Document passage:
((

By ELISE FANTIN
Young South Australians are ditching traditional holidays and instead travelling overseas to volunteer in developing countries.
Images of famine ravaged communities and statistics of low life-expectancy, low income and poor education levels are just some of the factors inspiring this new trend.
Former UniSA student and now reception assistant at Radio Adelaide Jordan Archer embarked on a life-changing three week trip to Tanzania in November last year to teach classes at a local school and help organise a sports carnival.
“It’s given me a whole new perspective on life and made me so much more appreciative of just how lucky we are,” he said.
“My main motivation was to just truly experience what life was like for people living in Africa.”
“At the same time, however, it has made me intolerant of people in the West who seem to believe their life is terrible because they don’t have enough money to get drunk on the weekend or because their train ran five minutes late.”
This eye-opening experience has left Mr Archer keen to return to Tanzania.
“I am currently helping to pay for the university tuition of a couple of friends I made over in Tanzania, so it would be great to visit them,” he said.
Celebrating its 20th year of operation, Projects Abroad helps organise volunteering placements and internships overseas and is currently involved in 28 countries.
Projects Abroad Australian office program advisor Lucy Wells said volunteers often participate because of an unselfish idea of going overseas and wanting to help.
“It’s in the media; there are these big stories about different countries that are having so many different problems,” she said.
“The famine in the horn of Africa last year was huge news and people are actually hearing about it, whereas 10, 15, 20 years ago it was a lot harder to be informed.”
“Young people these days are growing up hearing about this [poverty] and they want to know how they can be part of the solution as opposed to just ignoring it.”

))

(Records from a data source)
((

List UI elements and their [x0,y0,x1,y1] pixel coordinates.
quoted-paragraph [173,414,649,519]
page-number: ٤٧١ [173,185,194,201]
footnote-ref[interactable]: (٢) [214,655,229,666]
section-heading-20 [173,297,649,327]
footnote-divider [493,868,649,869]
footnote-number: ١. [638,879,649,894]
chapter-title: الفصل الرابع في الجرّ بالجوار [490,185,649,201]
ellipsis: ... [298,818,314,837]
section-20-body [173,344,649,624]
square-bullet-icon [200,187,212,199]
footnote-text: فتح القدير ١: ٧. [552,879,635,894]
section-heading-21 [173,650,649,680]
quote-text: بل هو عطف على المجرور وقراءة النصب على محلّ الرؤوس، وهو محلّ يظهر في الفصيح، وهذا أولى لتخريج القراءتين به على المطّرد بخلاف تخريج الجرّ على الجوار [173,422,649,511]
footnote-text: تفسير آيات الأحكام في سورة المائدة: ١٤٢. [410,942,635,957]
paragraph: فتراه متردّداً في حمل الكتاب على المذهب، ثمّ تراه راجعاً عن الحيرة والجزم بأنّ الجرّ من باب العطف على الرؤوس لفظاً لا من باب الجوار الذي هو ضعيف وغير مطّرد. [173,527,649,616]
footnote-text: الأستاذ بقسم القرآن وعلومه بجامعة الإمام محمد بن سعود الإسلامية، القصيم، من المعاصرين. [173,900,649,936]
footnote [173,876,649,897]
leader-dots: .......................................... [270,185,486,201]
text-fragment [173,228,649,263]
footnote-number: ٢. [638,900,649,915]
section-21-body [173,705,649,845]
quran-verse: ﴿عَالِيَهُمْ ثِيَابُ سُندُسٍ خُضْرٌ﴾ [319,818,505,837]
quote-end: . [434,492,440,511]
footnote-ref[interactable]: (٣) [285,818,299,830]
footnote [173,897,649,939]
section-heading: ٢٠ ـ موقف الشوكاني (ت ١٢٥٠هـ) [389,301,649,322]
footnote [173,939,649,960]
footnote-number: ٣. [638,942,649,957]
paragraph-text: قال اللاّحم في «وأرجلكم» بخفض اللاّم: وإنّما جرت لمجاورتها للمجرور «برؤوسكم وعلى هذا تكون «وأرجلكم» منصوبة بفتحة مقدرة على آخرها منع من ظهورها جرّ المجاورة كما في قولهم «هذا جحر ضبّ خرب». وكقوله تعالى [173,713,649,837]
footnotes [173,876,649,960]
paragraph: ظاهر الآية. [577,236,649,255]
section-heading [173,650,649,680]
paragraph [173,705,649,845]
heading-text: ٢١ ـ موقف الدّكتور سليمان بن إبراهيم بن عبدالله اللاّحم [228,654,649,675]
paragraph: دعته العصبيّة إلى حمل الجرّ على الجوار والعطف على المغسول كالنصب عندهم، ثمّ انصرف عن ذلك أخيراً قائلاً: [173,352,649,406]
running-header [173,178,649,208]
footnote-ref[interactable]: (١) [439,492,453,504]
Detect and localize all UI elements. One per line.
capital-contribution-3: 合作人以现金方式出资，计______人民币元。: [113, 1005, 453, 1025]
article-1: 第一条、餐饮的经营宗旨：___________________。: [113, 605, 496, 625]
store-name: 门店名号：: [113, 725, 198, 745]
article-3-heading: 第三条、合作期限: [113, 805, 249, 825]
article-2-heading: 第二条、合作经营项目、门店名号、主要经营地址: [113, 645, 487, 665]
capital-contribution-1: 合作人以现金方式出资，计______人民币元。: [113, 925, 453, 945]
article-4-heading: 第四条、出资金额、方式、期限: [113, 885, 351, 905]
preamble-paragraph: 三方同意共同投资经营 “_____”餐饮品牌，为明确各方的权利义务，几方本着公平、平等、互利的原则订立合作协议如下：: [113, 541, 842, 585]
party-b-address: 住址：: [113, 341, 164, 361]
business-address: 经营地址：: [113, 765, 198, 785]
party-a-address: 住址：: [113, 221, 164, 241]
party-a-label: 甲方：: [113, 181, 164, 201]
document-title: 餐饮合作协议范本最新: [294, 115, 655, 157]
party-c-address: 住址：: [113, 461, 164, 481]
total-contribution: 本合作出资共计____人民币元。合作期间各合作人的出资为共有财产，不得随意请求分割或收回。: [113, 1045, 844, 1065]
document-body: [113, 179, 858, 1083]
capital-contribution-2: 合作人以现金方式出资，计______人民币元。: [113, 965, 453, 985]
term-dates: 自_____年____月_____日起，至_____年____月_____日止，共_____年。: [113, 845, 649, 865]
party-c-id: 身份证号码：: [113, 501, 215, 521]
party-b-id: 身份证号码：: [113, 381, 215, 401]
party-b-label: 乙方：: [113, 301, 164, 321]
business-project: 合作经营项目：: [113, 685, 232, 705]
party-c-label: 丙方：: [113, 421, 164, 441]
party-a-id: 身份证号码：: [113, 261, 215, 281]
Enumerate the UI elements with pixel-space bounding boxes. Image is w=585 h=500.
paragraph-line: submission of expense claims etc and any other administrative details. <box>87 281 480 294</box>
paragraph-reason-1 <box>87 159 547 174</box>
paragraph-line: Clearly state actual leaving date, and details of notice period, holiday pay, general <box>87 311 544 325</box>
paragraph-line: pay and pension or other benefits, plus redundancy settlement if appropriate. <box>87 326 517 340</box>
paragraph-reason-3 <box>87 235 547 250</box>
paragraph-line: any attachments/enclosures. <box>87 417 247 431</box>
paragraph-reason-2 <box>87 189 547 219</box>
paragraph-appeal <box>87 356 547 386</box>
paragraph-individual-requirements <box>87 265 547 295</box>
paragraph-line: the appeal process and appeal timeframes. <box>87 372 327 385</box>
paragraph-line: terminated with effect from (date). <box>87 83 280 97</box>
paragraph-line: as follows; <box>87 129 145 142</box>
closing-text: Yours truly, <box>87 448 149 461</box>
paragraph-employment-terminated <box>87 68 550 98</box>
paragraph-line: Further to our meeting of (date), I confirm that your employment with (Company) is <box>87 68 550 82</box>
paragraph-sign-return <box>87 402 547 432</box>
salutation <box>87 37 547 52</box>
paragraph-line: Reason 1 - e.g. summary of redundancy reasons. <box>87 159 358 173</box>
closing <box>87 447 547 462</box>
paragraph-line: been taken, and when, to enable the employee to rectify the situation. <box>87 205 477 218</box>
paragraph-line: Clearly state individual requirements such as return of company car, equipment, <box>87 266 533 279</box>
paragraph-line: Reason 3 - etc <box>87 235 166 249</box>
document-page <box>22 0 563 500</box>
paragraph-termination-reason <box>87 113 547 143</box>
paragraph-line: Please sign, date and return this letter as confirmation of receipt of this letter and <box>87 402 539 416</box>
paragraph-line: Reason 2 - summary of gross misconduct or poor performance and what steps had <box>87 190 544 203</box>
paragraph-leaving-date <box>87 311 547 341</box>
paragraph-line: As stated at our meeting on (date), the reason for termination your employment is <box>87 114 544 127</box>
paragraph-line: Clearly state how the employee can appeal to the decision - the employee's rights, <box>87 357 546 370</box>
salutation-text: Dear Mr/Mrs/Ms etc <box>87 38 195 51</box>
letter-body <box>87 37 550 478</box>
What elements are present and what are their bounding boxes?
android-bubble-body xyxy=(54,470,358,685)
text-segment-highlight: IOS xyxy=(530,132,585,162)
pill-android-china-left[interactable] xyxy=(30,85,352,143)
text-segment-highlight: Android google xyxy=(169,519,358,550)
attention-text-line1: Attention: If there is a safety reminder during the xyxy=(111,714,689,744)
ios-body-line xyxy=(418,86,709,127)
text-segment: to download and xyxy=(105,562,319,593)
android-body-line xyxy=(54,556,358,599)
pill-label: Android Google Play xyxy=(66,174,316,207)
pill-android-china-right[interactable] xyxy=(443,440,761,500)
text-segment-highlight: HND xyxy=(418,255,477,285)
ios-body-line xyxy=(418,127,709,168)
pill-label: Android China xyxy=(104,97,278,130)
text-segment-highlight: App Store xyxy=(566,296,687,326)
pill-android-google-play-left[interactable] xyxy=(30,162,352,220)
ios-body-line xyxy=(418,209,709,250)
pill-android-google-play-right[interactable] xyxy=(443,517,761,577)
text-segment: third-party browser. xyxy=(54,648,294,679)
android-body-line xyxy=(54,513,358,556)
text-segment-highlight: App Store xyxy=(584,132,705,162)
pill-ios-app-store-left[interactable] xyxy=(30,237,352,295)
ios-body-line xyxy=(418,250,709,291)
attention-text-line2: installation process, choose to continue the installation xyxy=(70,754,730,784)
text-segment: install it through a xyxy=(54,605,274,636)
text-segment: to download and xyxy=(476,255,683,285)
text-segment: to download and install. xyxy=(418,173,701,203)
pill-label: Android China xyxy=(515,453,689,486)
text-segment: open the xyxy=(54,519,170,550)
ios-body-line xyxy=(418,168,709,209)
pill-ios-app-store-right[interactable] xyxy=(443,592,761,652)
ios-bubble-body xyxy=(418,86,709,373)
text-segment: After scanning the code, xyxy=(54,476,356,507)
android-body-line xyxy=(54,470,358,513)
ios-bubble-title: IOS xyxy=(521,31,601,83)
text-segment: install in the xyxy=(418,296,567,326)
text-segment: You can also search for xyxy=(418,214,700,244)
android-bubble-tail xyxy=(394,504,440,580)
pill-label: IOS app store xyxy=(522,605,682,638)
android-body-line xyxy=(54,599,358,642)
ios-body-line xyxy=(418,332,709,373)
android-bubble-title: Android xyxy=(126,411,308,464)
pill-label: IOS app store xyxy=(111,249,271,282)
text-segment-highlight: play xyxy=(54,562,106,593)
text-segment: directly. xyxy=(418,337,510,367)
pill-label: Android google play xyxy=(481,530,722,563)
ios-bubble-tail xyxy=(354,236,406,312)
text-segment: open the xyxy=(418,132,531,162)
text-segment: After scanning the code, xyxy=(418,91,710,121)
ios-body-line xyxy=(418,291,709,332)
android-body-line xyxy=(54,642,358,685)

))

Problems to solve:
1) In the article on young South Australians volunteering overseas, how many countries is Projects Abroad currently involved in?
2) Write the next few sentences of the article on young South Australians volunteering overseas, picking up after its last line.
The records aren't needed for anything here.

Answers below:
1) 28 countries.

2)
Projects Abroad has seen interest in its programs really grow in the last decade and has over 1000 different projects for volunteers to choose from.
“The most popular are teaching English and working with children and then on the internship side [it’s] medical internships,” Ms Wells said.
But safety concerns of overseas postings often prevent people from volunteering.
Before volunteering, Ms Wells recommends students be aware of the risks involved, get their vaccinations, do a bit of research on the culture they are going into and “take common sense along with them”.
Ms Wells encourages people interested in volunteering overseas to take up the challenge.
“I think you would be hard pressed to find a volunteer who didn’t get some kind of personal development out of their project,” she said.
Jordan Archer said those who are unsure about lending a hand overseas should start with a short placement and see how it goes.
“I think there are a lot of people who aren’t interested in volunteering that actually need to take a trip over to Africa and gain some perspective and appreciation for what they have,” he said.
Projects Abroad will be holding an information session in Adelaide on July 3.